What the task requires: Find every line in the records that holds the string "JSON". Copy each one.

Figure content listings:

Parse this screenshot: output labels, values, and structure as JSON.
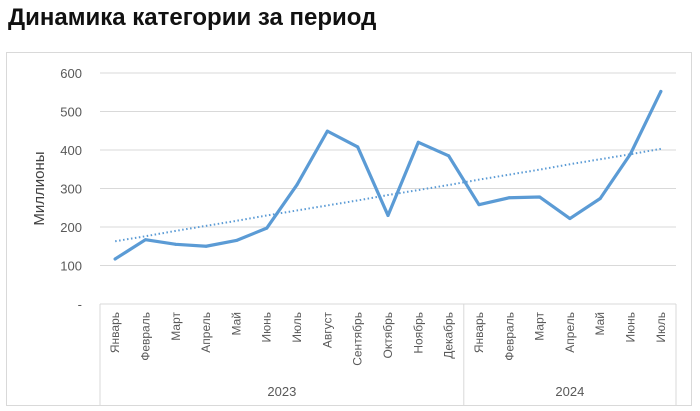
{
  "title": "Динамика категории за период",
  "chart_data": {
    "type": "line",
    "title": "Динамика категории за период",
    "xlabel": "",
    "ylabel": "Миллионы",
    "ylim": [
      0,
      600
    ],
    "yticks": [
      "-",
      "100",
      "200",
      "300",
      "400",
      "500",
      "600"
    ],
    "grid": true,
    "legend": "none",
    "groups": [
      {
        "label": "2023",
        "categories": [
          "Январь",
          "Февраль",
          "Март",
          "Апрель",
          "Май",
          "Июнь",
          "Июль",
          "Август",
          "Сентябрь",
          "Октябрь",
          "Ноябрь",
          "Декабрь"
        ]
      },
      {
        "label": "2024",
        "categories": [
          "Январь",
          "Февраль",
          "Март",
          "Апрель",
          "Май",
          "Июнь",
          "Июль"
        ]
      }
    ],
    "series": [
      {
        "values": [
          117,
          167,
          155,
          150,
          165,
          197,
          310,
          449,
          408,
          230,
          420,
          385,
          258,
          276,
          278,
          222,
          274,
          390,
          552
        ],
        "color": "#5b9bd5",
        "style": "solid"
      },
      {
        "trendline": "linear",
        "values": [
          163,
          176,
          190,
          203,
          216,
          230,
          243,
          256,
          269,
          283,
          296,
          309,
          323,
          336,
          349,
          363,
          376,
          389,
          403
        ],
        "color": "#5b9bd5",
        "style": "dotted"
      }
    ]
  }
}
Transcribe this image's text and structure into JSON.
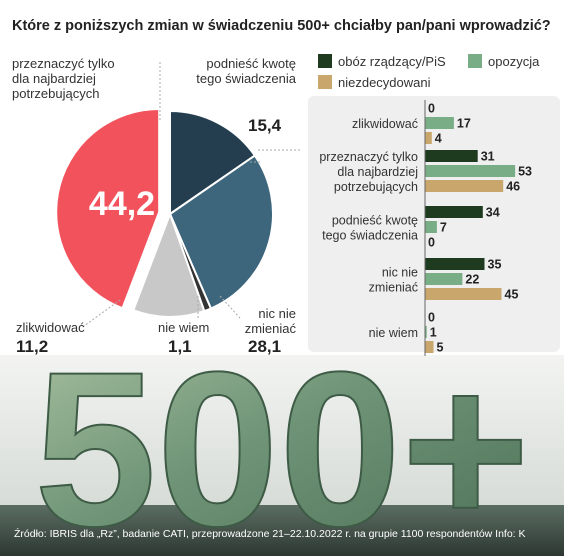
{
  "title": "Które z poniższych zmian w świadczeniu 500+ chciałby pan/pani wprowadzić?",
  "source": "Źródło: IBRIS dla „Rz”, badanie CATI, przeprowadzone 21–22.10.2022 r. na grupie 1100 respondentów Info: K",
  "background_text": "500+",
  "colors": {
    "pis": "#1e3b1f",
    "opozycja": "#79ad85",
    "niezdecydowani": "#c9a66b",
    "pie_red": "#f1525c",
    "pie_navy": "#253e4f",
    "pie_blue": "#3d667d",
    "pie_gray": "#c8c8c8",
    "pie_dark": "#333333"
  },
  "chart_data": [
    {
      "type": "pie",
      "slices": [
        {
          "label": "przeznaczyć tylko dla najbardziej potrzebujących",
          "value": 44.2,
          "value_text": "44,2",
          "color": "#f1525c"
        },
        {
          "label": "podnieść kwotę tego świadczenia",
          "value": 15.4,
          "value_text": "15,4",
          "color": "#253e4f"
        },
        {
          "label": "nic nie zmieniać",
          "value": 28.1,
          "value_text": "28,1",
          "color": "#3d667d"
        },
        {
          "label": "nie wiem",
          "value": 1.1,
          "value_text": "1,1",
          "color": "#333333"
        },
        {
          "label": "zlikwidować",
          "value": 11.2,
          "value_text": "11,2",
          "color": "#c8c8c8"
        }
      ]
    },
    {
      "type": "bar",
      "orientation": "horizontal",
      "legend": [
        "obóz rządzący/PiS",
        "opozycja",
        "niezdecydowani"
      ],
      "legend_position": "top",
      "categories": [
        "zlikwidować",
        "przeznaczyć tylko dla najbardziej potrzebujących",
        "podnieść kwotę tego świadczenia",
        "nic nie zmieniać",
        "nie wiem"
      ],
      "series": [
        {
          "name": "obóz rządzący/PiS",
          "values": [
            0,
            31,
            34,
            35,
            0
          ]
        },
        {
          "name": "opozycja",
          "values": [
            17,
            53,
            7,
            22,
            1
          ]
        },
        {
          "name": "niezdecydowani",
          "values": [
            4,
            46,
            0,
            45,
            5
          ]
        }
      ]
    }
  ]
}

Answer to this problem:
Parse this screenshot: output labels, values, and structure as JSON.
Transcribe this image's text and structure into JSON.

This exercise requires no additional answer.